Retype all of the listing exactly, passing over any picture you find.

+++ Extracted material +++

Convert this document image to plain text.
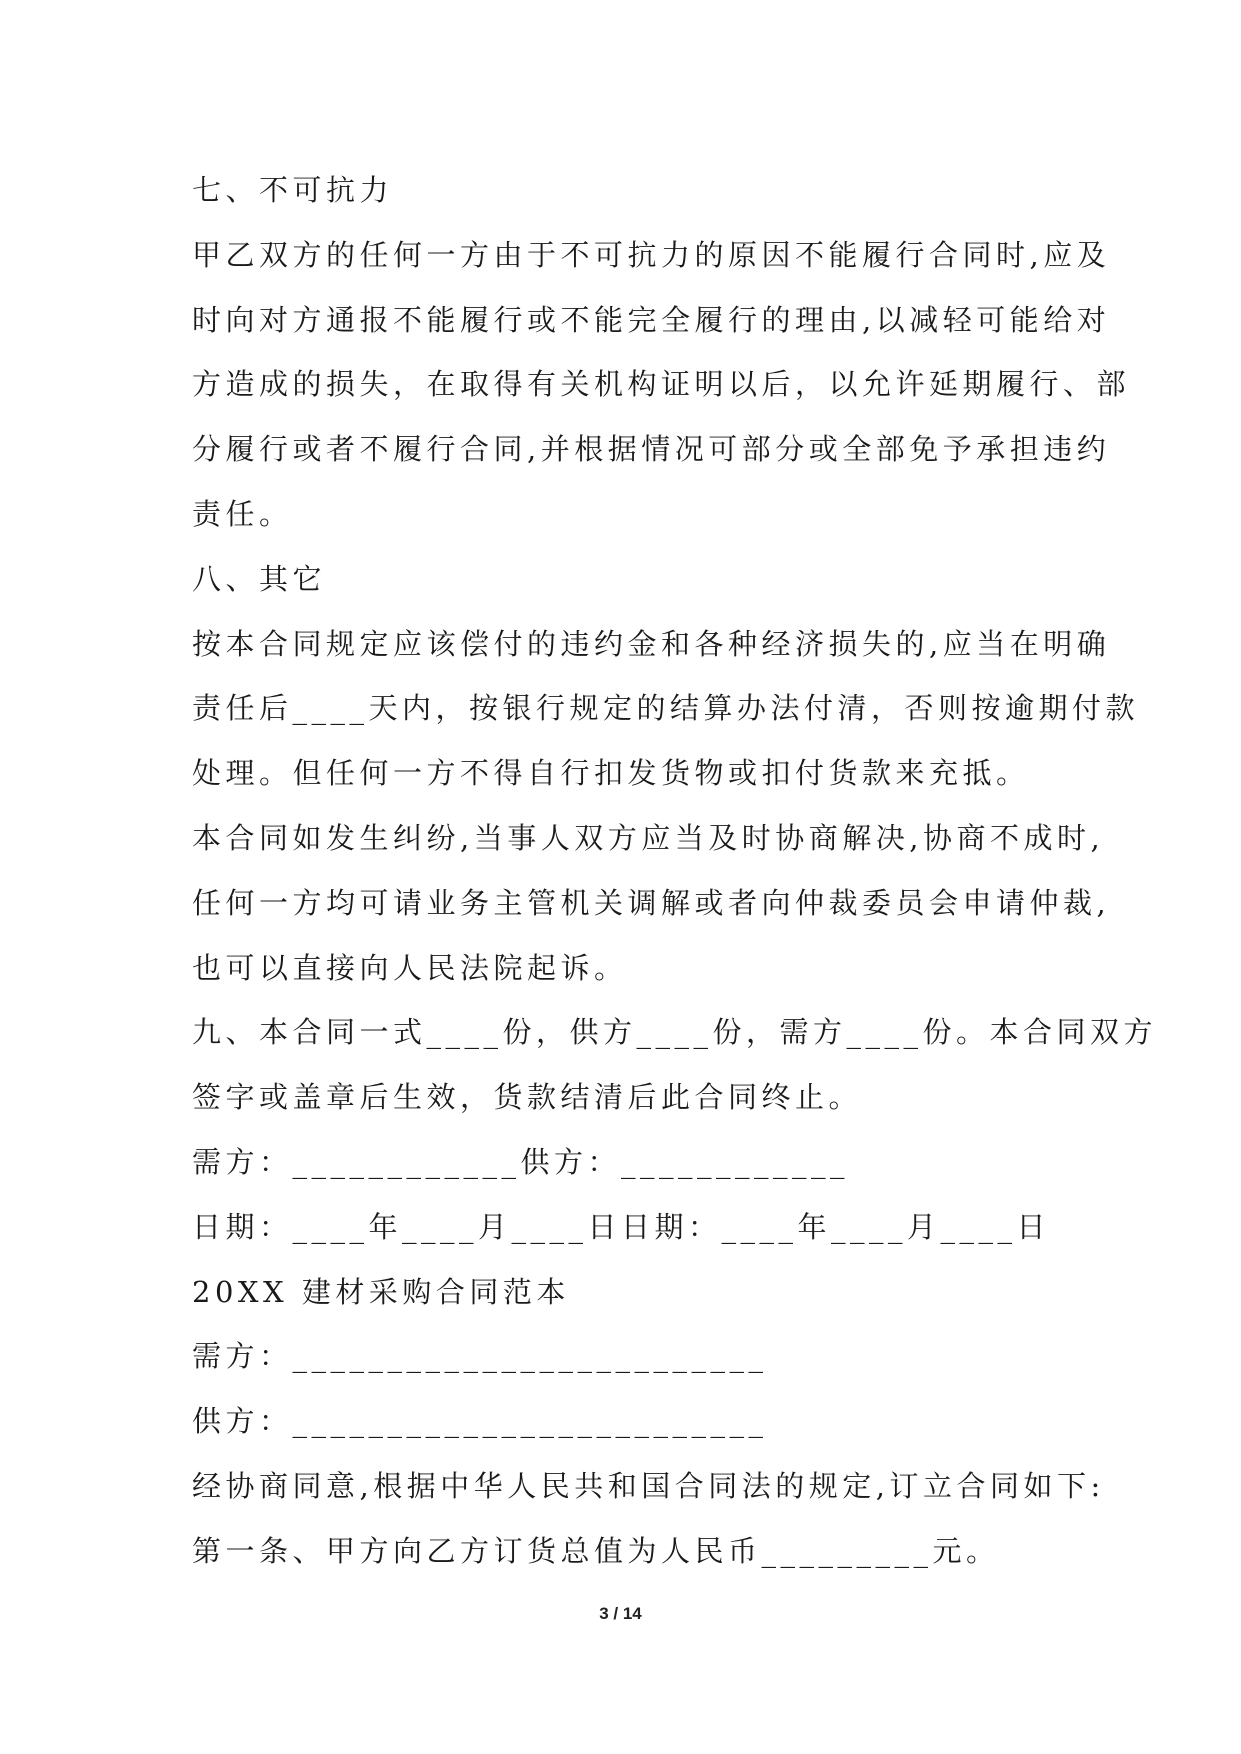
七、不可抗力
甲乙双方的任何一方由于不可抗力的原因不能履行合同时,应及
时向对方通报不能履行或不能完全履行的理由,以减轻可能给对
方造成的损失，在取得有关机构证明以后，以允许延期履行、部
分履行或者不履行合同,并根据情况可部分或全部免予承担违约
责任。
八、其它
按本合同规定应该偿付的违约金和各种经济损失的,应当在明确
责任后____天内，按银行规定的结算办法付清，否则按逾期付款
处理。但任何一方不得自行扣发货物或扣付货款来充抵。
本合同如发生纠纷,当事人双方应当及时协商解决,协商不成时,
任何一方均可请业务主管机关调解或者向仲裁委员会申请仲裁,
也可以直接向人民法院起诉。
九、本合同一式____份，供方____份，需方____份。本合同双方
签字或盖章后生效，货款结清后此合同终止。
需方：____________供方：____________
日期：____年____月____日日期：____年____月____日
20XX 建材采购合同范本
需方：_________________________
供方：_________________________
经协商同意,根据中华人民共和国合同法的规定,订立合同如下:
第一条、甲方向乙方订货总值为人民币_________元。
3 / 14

+++

■ **Exercise solution**:
Convert this document image to plain text.
七、不可抗力
甲乙双方的任何一方由于不可抗力的原因不能履行合同时,应及
时向对方通报不能履行或不能完全履行的理由,以减轻可能给对
方造成的损失，在取得有关机构证明以后，以允许延期履行、部
分履行或者不履行合同,并根据情况可部分或全部免予承担违约
责任。
八、其它
按本合同规定应该偿付的违约金和各种经济损失的,应当在明确
责任后____天内，按银行规定的结算办法付清，否则按逾期付款
处理。但任何一方不得自行扣发货物或扣付货款来充抵。
本合同如发生纠纷,当事人双方应当及时协商解决,协商不成时,
任何一方均可请业务主管机关调解或者向仲裁委员会申请仲裁,
也可以直接向人民法院起诉。
九、本合同一式____份，供方____份，需方____份。本合同双方
签字或盖章后生效，货款结清后此合同终止。
需方：____________供方：____________
日期：____年____月____日日期：____年____月____日
20XX 建材采购合同范本
需方：_________________________
供方：_________________________
经协商同意,根据中华人民共和国合同法的规定,订立合同如下:
第一条、甲方向乙方订货总值为人民币_________元。
3 / 14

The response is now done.